Stated goal:
Would you quote every entry exactly, dropping only the pictures?

Data excerpts:
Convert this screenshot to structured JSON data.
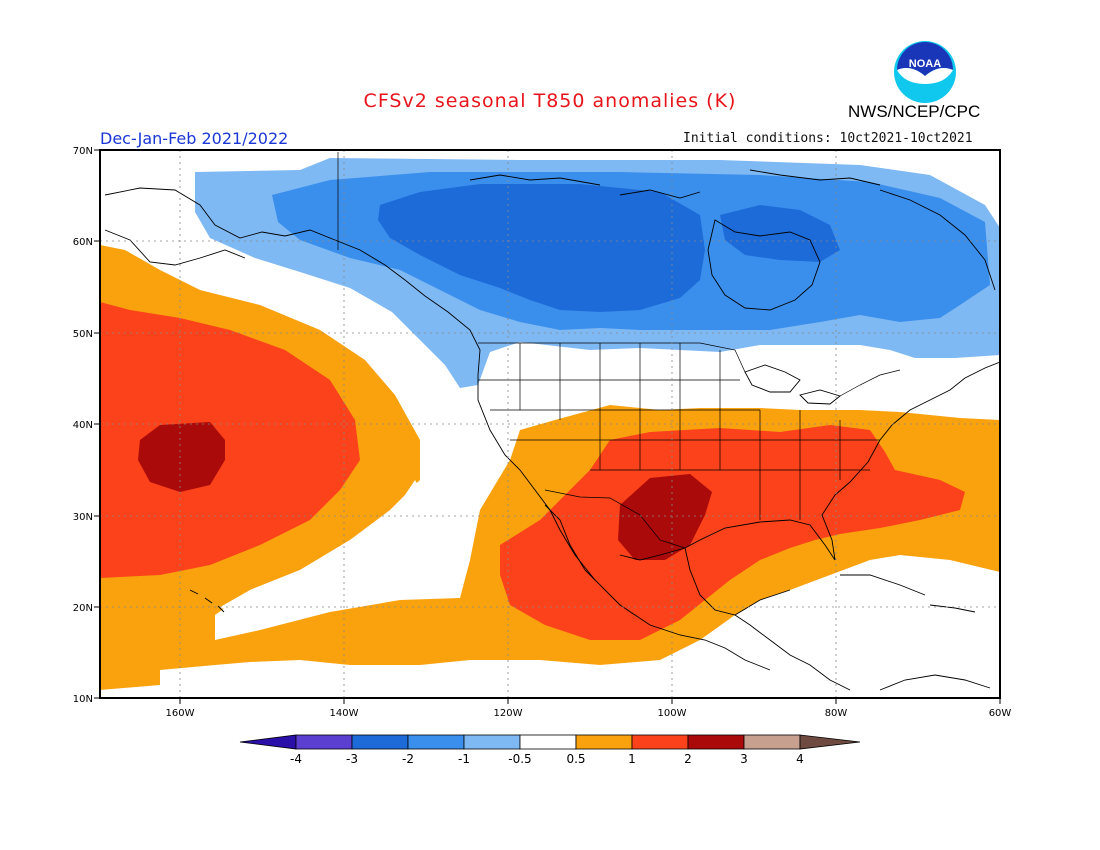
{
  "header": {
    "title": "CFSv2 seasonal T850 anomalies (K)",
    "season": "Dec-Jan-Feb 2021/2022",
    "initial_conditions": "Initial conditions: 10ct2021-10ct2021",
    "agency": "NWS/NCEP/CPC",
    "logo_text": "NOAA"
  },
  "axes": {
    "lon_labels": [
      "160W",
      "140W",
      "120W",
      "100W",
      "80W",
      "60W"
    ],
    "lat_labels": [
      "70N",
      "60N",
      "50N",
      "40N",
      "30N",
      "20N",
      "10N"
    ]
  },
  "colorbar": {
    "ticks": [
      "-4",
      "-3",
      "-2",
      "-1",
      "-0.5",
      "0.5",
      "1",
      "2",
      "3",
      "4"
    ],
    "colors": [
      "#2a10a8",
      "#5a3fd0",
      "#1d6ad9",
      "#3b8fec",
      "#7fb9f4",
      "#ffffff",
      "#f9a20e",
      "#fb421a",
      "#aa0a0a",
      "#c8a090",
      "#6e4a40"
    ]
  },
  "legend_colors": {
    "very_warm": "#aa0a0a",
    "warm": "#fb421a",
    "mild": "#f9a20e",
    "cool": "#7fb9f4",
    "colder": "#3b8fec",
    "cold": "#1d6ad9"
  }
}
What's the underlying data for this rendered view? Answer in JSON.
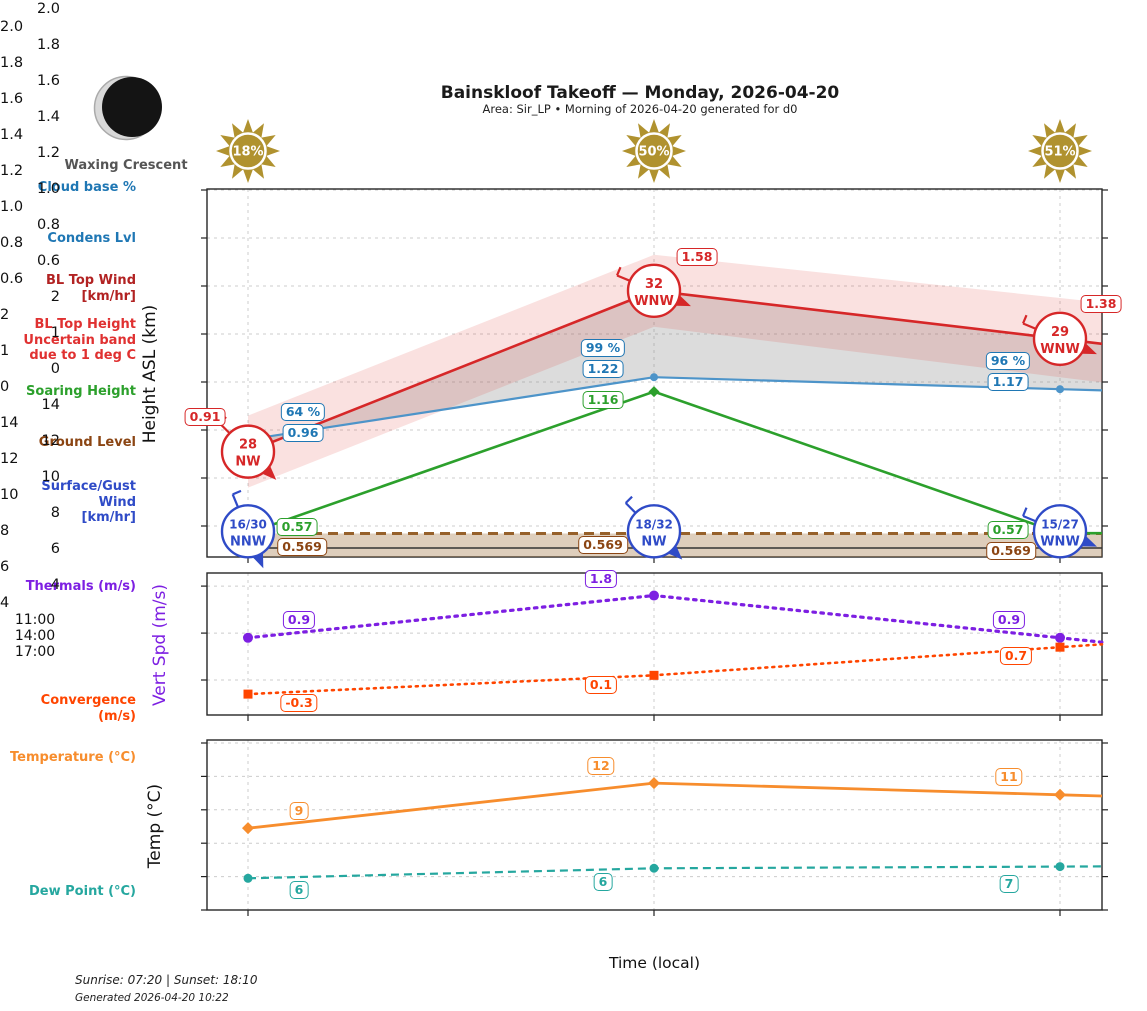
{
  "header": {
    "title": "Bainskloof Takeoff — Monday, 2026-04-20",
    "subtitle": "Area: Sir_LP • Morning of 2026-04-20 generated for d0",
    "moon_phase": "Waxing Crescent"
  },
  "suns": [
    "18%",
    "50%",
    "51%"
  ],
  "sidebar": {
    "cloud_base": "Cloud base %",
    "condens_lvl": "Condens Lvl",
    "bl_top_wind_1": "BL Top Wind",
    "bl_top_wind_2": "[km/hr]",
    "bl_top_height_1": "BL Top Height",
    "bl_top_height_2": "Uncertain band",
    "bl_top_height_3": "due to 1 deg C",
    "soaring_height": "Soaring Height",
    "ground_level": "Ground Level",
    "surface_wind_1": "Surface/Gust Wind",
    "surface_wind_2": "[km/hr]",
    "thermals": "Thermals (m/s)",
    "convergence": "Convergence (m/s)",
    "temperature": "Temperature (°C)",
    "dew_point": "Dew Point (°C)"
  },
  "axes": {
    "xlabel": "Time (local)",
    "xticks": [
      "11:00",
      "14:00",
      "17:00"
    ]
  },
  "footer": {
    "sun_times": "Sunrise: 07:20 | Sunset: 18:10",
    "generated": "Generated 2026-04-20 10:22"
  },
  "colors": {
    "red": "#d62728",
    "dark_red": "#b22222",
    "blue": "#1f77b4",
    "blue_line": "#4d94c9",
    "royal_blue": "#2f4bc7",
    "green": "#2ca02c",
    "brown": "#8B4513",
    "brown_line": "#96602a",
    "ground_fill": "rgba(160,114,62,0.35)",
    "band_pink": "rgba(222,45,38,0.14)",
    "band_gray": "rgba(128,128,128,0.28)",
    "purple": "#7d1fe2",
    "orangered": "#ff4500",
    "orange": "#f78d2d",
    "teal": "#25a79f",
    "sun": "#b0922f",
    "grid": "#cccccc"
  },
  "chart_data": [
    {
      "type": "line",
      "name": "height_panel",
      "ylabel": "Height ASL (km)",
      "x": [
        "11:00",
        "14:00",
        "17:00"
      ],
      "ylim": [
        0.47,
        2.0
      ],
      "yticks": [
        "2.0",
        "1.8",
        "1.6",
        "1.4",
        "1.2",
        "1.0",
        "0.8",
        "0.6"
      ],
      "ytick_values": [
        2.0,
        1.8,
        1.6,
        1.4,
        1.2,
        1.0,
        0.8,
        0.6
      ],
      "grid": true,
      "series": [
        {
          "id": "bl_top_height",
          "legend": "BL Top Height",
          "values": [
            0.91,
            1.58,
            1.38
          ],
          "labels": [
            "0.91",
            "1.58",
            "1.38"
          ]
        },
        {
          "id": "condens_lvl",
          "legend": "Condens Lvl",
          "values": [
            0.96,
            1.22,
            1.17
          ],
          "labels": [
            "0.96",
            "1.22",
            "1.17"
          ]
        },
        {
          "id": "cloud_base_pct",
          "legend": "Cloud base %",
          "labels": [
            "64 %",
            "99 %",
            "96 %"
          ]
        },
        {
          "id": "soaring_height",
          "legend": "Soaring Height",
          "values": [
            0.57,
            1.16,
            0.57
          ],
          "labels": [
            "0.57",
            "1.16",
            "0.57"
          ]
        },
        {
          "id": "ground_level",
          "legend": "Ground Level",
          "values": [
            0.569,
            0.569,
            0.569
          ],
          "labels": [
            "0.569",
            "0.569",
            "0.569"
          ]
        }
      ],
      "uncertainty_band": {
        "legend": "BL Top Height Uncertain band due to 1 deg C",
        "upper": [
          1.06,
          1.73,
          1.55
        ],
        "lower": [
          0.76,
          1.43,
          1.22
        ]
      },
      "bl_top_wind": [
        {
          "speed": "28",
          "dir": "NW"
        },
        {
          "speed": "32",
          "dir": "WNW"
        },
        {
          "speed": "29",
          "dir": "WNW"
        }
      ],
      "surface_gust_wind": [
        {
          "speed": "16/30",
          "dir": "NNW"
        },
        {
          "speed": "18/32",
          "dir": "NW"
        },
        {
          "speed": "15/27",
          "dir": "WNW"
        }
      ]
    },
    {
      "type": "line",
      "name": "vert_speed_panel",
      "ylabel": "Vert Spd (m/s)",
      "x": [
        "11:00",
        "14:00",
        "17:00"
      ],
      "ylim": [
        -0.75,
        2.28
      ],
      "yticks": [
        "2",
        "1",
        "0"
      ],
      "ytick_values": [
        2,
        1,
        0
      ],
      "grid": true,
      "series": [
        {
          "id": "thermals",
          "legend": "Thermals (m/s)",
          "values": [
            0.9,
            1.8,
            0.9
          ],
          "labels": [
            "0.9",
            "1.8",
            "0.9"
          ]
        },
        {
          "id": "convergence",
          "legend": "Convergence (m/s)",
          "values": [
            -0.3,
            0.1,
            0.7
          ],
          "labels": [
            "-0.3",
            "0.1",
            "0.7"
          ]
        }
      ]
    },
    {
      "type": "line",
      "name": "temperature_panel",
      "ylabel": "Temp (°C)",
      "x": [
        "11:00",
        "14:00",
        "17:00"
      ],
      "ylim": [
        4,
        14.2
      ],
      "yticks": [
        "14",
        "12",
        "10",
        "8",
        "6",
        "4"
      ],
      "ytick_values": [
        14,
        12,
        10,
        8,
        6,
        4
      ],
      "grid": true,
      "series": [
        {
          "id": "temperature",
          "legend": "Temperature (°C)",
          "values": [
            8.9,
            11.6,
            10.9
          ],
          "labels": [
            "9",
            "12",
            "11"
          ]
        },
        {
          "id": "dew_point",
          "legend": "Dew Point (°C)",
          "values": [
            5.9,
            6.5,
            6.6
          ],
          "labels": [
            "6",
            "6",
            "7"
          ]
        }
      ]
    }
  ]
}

Task solution:
Convert this screenshot to structured JSON data.
{
  "header": {
    "title": "CFSv2 seasonal T850 anomalies (K)",
    "season": "Dec-Jan-Feb 2021/2022",
    "initial_conditions": "Initial conditions: 10ct2021-10ct2021",
    "agency": "NWS/NCEP/CPC",
    "logo_text": "NOAA"
  },
  "axes": {
    "lon_labels": [
      "160W",
      "140W",
      "120W",
      "100W",
      "80W",
      "60W"
    ],
    "lat_labels": [
      "70N",
      "60N",
      "50N",
      "40N",
      "30N",
      "20N",
      "10N"
    ]
  },
  "colorbar": {
    "ticks": [
      "-4",
      "-3",
      "-2",
      "-1",
      "-0.5",
      "0.5",
      "1",
      "2",
      "3",
      "4"
    ],
    "colors": [
      "#2a10a8",
      "#5a3fd0",
      "#1d6ad9",
      "#3b8fec",
      "#7fb9f4",
      "#ffffff",
      "#f9a20e",
      "#fb421a",
      "#aa0a0a",
      "#c8a090",
      "#6e4a40"
    ]
  },
  "legend_colors": {
    "very_warm": "#aa0a0a",
    "warm": "#fb421a",
    "mild": "#f9a20e",
    "cool": "#7fb9f4",
    "colder": "#3b8fec",
    "cold": "#1d6ad9"
  }
}
What's the underlying data for this rendered view? Answer in JSON.
{
  "header": {
    "title": "Bainskloof Takeoff — Monday, 2026-04-20",
    "subtitle": "Area: Sir_LP • Morning of 2026-04-20 generated for d0",
    "moon_phase": "Waxing Crescent"
  },
  "suns": [
    "18%",
    "50%",
    "51%"
  ],
  "sidebar": {
    "cloud_base": "Cloud base %",
    "condens_lvl": "Condens Lvl",
    "bl_top_wind_1": "BL Top Wind",
    "bl_top_wind_2": "[km/hr]",
    "bl_top_height_1": "BL Top Height",
    "bl_top_height_2": "Uncertain band",
    "bl_top_height_3": "due to 1 deg C",
    "soaring_height": "Soaring Height",
    "ground_level": "Ground Level",
    "surface_wind_1": "Surface/Gust Wind",
    "surface_wind_2": "[km/hr]",
    "thermals": "Thermals (m/s)",
    "convergence": "Convergence (m/s)",
    "temperature": "Temperature (°C)",
    "dew_point": "Dew Point (°C)"
  },
  "axes": {
    "xlabel": "Time (local)",
    "xticks": [
      "11:00",
      "14:00",
      "17:00"
    ]
  },
  "footer": {
    "sun_times": "Sunrise: 07:20 | Sunset: 18:10",
    "generated": "Generated 2026-04-20 10:22"
  },
  "colors": {
    "red": "#d62728",
    "dark_red": "#b22222",
    "blue": "#1f77b4",
    "blue_line": "#4d94c9",
    "royal_blue": "#2f4bc7",
    "green": "#2ca02c",
    "brown": "#8B4513",
    "brown_line": "#96602a",
    "ground_fill": "rgba(160,114,62,0.35)",
    "band_pink": "rgba(222,45,38,0.14)",
    "band_gray": "rgba(128,128,128,0.28)",
    "purple": "#7d1fe2",
    "orangered": "#ff4500",
    "orange": "#f78d2d",
    "teal": "#25a79f",
    "sun": "#b0922f",
    "grid": "#cccccc"
  },
  "chart_data": [
    {
      "type": "line",
      "name": "height_panel",
      "ylabel": "Height ASL (km)",
      "x": [
        "11:00",
        "14:00",
        "17:00"
      ],
      "ylim": [
        0.47,
        2.0
      ],
      "yticks": [
        "2.0",
        "1.8",
        "1.6",
        "1.4",
        "1.2",
        "1.0",
        "0.8",
        "0.6"
      ],
      "ytick_values": [
        2.0,
        1.8,
        1.6,
        1.4,
        1.2,
        1.0,
        0.8,
        0.6
      ],
      "grid": true,
      "series": [
        {
          "id": "bl_top_height",
          "legend": "BL Top Height",
          "values": [
            0.91,
            1.58,
            1.38
          ],
          "labels": [
            "0.91",
            "1.58",
            "1.38"
          ]
        },
        {
          "id": "condens_lvl",
          "legend": "Condens Lvl",
          "values": [
            0.96,
            1.22,
            1.17
          ],
          "labels": [
            "0.96",
            "1.22",
            "1.17"
          ]
        },
        {
          "id": "cloud_base_pct",
          "legend": "Cloud base %",
          "labels": [
            "64 %",
            "99 %",
            "96 %"
          ]
        },
        {
          "id": "soaring_height",
          "legend": "Soaring Height",
          "values": [
            0.57,
            1.16,
            0.57
          ],
          "labels": [
            "0.57",
            "1.16",
            "0.57"
          ]
        },
        {
          "id": "ground_level",
          "legend": "Ground Level",
          "values": [
            0.569,
            0.569,
            0.569
          ],
          "labels": [
            "0.569",
            "0.569",
            "0.569"
          ]
        }
      ],
      "uncertainty_band": {
        "legend": "BL Top Height Uncertain band due to 1 deg C",
        "upper": [
          1.06,
          1.73,
          1.55
        ],
        "lower": [
          0.76,
          1.43,
          1.22
        ]
      },
      "bl_top_wind": [
        {
          "speed": "28",
          "dir": "NW"
        },
        {
          "speed": "32",
          "dir": "WNW"
        },
        {
          "speed": "29",
          "dir": "WNW"
        }
      ],
      "surface_gust_wind": [
        {
          "speed": "16/30",
          "dir": "NNW"
        },
        {
          "speed": "18/32",
          "dir": "NW"
        },
        {
          "speed": "15/27",
          "dir": "WNW"
        }
      ]
    },
    {
      "type": "line",
      "name": "vert_speed_panel",
      "ylabel": "Vert Spd (m/s)",
      "x": [
        "11:00",
        "14:00",
        "17:00"
      ],
      "ylim": [
        -0.75,
        2.28
      ],
      "yticks": [
        "2",
        "1",
        "0"
      ],
      "ytick_values": [
        2,
        1,
        0
      ],
      "grid": true,
      "series": [
        {
          "id": "thermals",
          "legend": "Thermals (m/s)",
          "values": [
            0.9,
            1.8,
            0.9
          ],
          "labels": [
            "0.9",
            "1.8",
            "0.9"
          ]
        },
        {
          "id": "convergence",
          "legend": "Convergence (m/s)",
          "values": [
            -0.3,
            0.1,
            0.7
          ],
          "labels": [
            "-0.3",
            "0.1",
            "0.7"
          ]
        }
      ]
    },
    {
      "type": "line",
      "name": "temperature_panel",
      "ylabel": "Temp (°C)",
      "x": [
        "11:00",
        "14:00",
        "17:00"
      ],
      "ylim": [
        4,
        14.2
      ],
      "yticks": [
        "14",
        "12",
        "10",
        "8",
        "6",
        "4"
      ],
      "ytick_values": [
        14,
        12,
        10,
        8,
        6,
        4
      ],
      "grid": true,
      "series": [
        {
          "id": "temperature",
          "legend": "Temperature (°C)",
          "values": [
            8.9,
            11.6,
            10.9
          ],
          "labels": [
            "9",
            "12",
            "11"
          ]
        },
        {
          "id": "dew_point",
          "legend": "Dew Point (°C)",
          "values": [
            5.9,
            6.5,
            6.6
          ],
          "labels": [
            "6",
            "6",
            "7"
          ]
        }
      ]
    }
  ]
}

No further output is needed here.